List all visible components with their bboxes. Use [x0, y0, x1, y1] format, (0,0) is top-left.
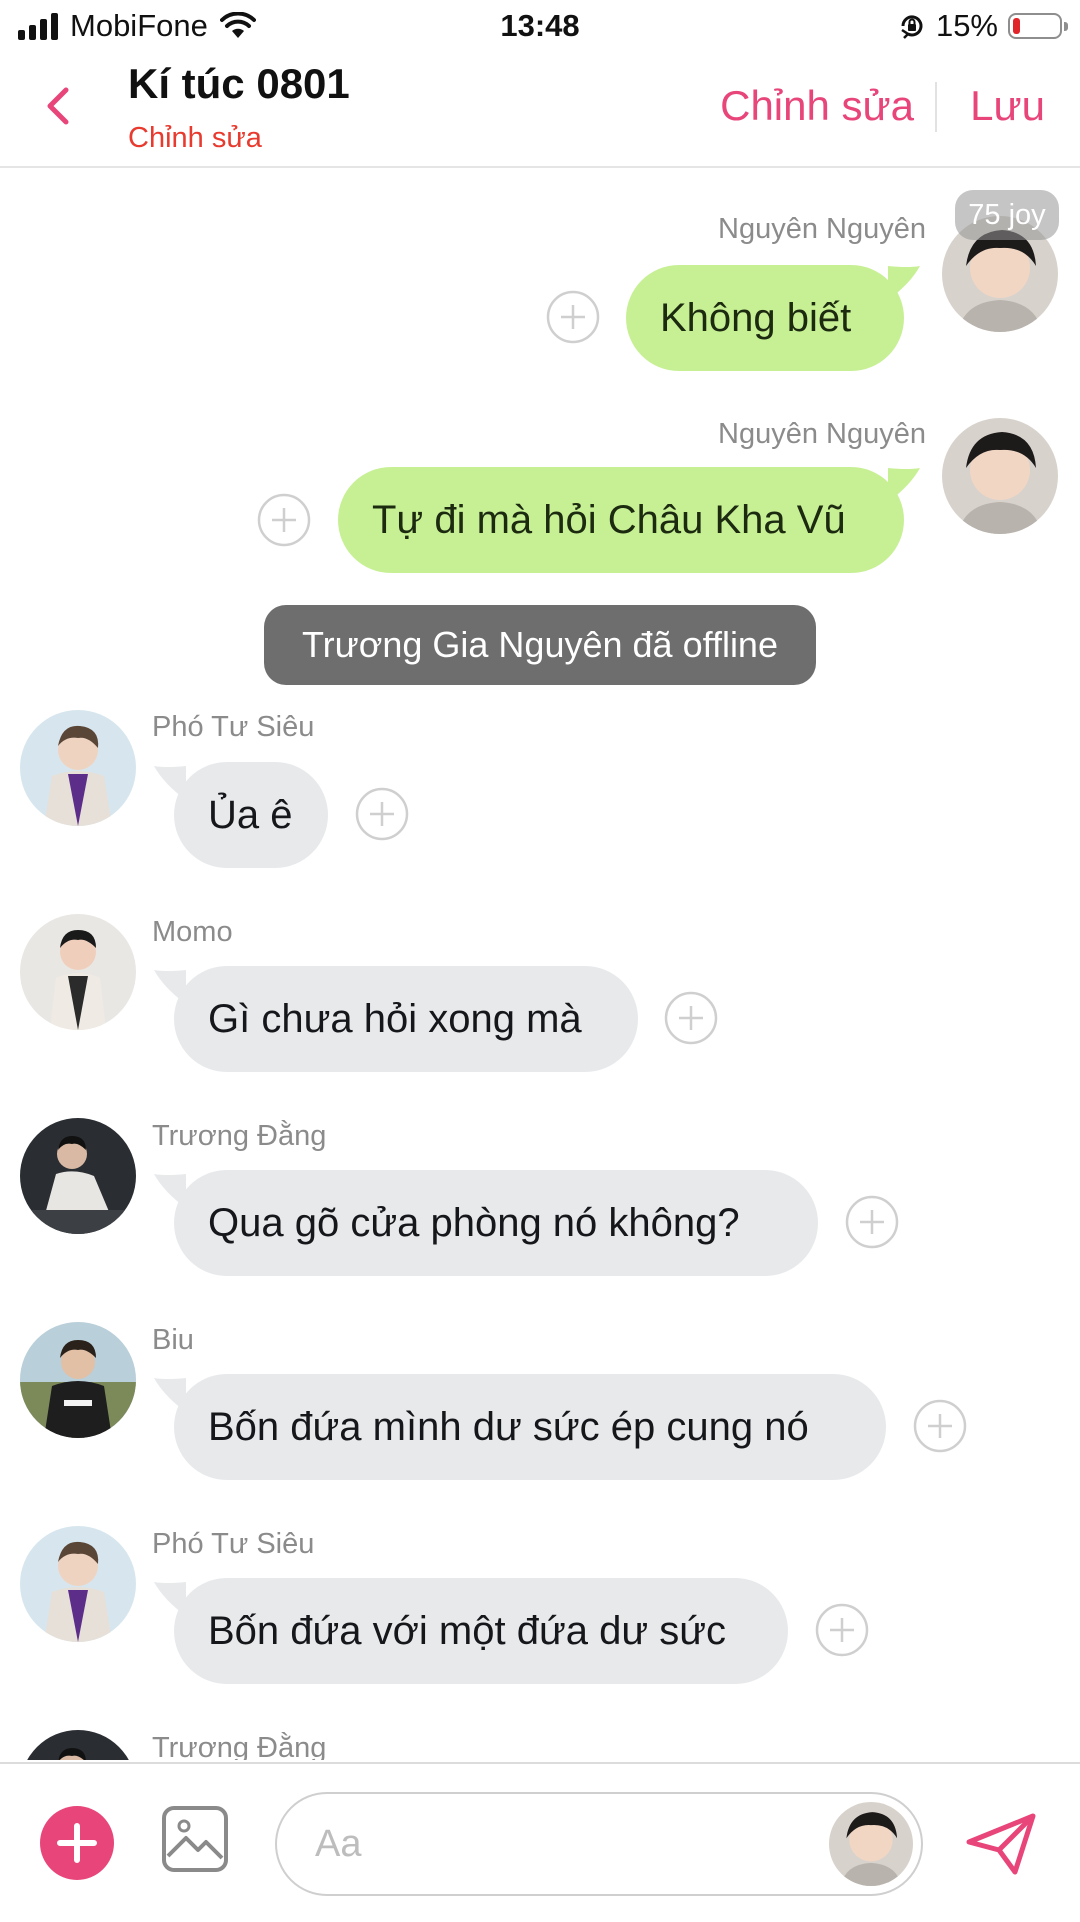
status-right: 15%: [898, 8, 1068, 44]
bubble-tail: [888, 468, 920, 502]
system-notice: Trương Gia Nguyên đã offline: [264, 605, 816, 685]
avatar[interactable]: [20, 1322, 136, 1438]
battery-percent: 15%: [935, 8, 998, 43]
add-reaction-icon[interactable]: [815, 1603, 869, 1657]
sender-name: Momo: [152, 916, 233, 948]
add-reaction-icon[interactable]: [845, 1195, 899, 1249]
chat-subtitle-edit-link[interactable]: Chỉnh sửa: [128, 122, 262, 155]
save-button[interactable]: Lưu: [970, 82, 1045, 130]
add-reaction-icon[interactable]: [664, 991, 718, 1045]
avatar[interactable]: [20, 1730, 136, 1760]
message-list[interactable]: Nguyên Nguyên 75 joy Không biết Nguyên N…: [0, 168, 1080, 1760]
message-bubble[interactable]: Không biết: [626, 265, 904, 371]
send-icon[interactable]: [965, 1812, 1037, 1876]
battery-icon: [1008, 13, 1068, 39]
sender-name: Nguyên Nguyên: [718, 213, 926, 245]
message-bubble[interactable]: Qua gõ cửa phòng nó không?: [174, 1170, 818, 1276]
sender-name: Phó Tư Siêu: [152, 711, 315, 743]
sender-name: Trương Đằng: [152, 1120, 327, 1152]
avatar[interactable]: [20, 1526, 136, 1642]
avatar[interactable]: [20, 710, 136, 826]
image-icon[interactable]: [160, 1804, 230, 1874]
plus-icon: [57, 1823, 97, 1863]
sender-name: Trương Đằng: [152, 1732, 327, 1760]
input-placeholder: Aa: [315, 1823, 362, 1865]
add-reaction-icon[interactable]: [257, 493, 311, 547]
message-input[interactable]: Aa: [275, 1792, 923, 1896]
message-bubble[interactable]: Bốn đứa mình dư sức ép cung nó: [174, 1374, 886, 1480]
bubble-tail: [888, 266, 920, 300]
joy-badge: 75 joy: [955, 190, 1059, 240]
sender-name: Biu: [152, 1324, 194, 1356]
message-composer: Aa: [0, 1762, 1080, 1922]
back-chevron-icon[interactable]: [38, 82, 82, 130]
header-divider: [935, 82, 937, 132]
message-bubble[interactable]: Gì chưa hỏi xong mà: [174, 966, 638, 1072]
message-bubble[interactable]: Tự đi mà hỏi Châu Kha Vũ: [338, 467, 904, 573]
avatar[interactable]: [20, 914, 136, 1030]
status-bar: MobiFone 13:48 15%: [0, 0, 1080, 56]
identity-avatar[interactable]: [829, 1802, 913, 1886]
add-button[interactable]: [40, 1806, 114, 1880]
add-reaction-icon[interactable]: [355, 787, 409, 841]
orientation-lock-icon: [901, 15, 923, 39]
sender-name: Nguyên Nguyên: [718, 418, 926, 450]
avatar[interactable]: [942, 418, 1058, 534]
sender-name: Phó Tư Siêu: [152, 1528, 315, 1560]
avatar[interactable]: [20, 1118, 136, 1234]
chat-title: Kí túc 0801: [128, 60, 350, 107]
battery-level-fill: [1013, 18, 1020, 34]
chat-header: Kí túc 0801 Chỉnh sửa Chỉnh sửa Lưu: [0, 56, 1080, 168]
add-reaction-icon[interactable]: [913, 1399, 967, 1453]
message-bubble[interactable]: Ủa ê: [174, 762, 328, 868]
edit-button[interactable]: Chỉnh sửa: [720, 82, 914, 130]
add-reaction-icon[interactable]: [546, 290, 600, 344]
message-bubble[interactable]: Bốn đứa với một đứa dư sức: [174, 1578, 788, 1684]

....

[INSTRUCTION]: Please copy every item above word for word, leaving out the picture.

[ANSWER TO THE TASK]:
List all visible components with their bboxes. Use [x0, y0, x1, y1] format, (0,0) is top-left.
status-right: 15%: [898, 8, 1068, 44]
bubble-tail: [888, 468, 920, 502]
system-notice: Trương Gia Nguyên đã offline: [264, 605, 816, 685]
avatar[interactable]: [20, 1322, 136, 1438]
battery-percent: 15%: [935, 8, 998, 43]
add-reaction-icon[interactable]: [815, 1603, 869, 1657]
sender-name: Momo: [152, 916, 233, 948]
add-reaction-icon[interactable]: [845, 1195, 899, 1249]
chat-subtitle-edit-link[interactable]: Chỉnh sửa: [128, 122, 262, 155]
save-button[interactable]: Lưu: [970, 82, 1045, 130]
add-reaction-icon[interactable]: [664, 991, 718, 1045]
avatar[interactable]: [20, 1730, 136, 1760]
message-list[interactable]: Nguyên Nguyên 75 joy Không biết Nguyên N…: [0, 168, 1080, 1760]
message-bubble[interactable]: Không biết: [626, 265, 904, 371]
send-icon[interactable]: [965, 1812, 1037, 1876]
battery-icon: [1008, 13, 1068, 39]
sender-name: Nguyên Nguyên: [718, 213, 926, 245]
message-bubble[interactable]: Qua gõ cửa phòng nó không?: [174, 1170, 818, 1276]
sender-name: Phó Tư Siêu: [152, 711, 315, 743]
sender-name: Trương Đằng: [152, 1120, 327, 1152]
avatar[interactable]: [20, 1526, 136, 1642]
avatar[interactable]: [20, 710, 136, 826]
image-icon[interactable]: [160, 1804, 230, 1874]
plus-icon: [57, 1823, 97, 1863]
sender-name: Trương Đằng: [152, 1732, 327, 1760]
input-placeholder: Aa: [315, 1823, 362, 1865]
add-reaction-icon[interactable]: [257, 493, 311, 547]
message-input[interactable]: Aa: [275, 1792, 923, 1896]
message-bubble[interactable]: Bốn đứa mình dư sức ép cung nó: [174, 1374, 886, 1480]
bubble-tail: [888, 266, 920, 300]
joy-badge: 75 joy: [955, 190, 1059, 240]
sender-name: Biu: [152, 1324, 194, 1356]
message-composer: Aa: [0, 1762, 1080, 1922]
back-chevron-icon[interactable]: [38, 82, 82, 130]
header-divider: [935, 82, 937, 132]
message-bubble[interactable]: Gì chưa hỏi xong mà: [174, 966, 638, 1072]
message-bubble[interactable]: Tự đi mà hỏi Châu Kha Vũ: [338, 467, 904, 573]
avatar[interactable]: [20, 914, 136, 1030]
status-bar: MobiFone 13:48 15%: [0, 0, 1080, 56]
identity-avatar[interactable]: [829, 1802, 913, 1886]
add-button[interactable]: [40, 1806, 114, 1880]
add-reaction-icon[interactable]: [355, 787, 409, 841]
orientation-lock-icon: [901, 15, 923, 39]
sender-name: Nguyên Nguyên: [718, 418, 926, 450]
avatar[interactable]: [942, 418, 1058, 534]
sender-name: Phó Tư Siêu: [152, 1528, 315, 1560]
avatar[interactable]: [20, 1118, 136, 1234]
chat-title: Kí túc 0801: [128, 60, 350, 107]
battery-level-fill: [1013, 18, 1020, 34]
chat-header: Kí túc 0801 Chỉnh sửa Chỉnh sửa Lưu: [0, 56, 1080, 168]
add-reaction-icon[interactable]: [913, 1399, 967, 1453]
message-bubble[interactable]: Ủa ê: [174, 762, 328, 868]
edit-button[interactable]: Chỉnh sửa: [720, 82, 914, 130]
add-reaction-icon[interactable]: [546, 290, 600, 344]
message-bubble[interactable]: Bốn đứa với một đứa dư sức: [174, 1578, 788, 1684]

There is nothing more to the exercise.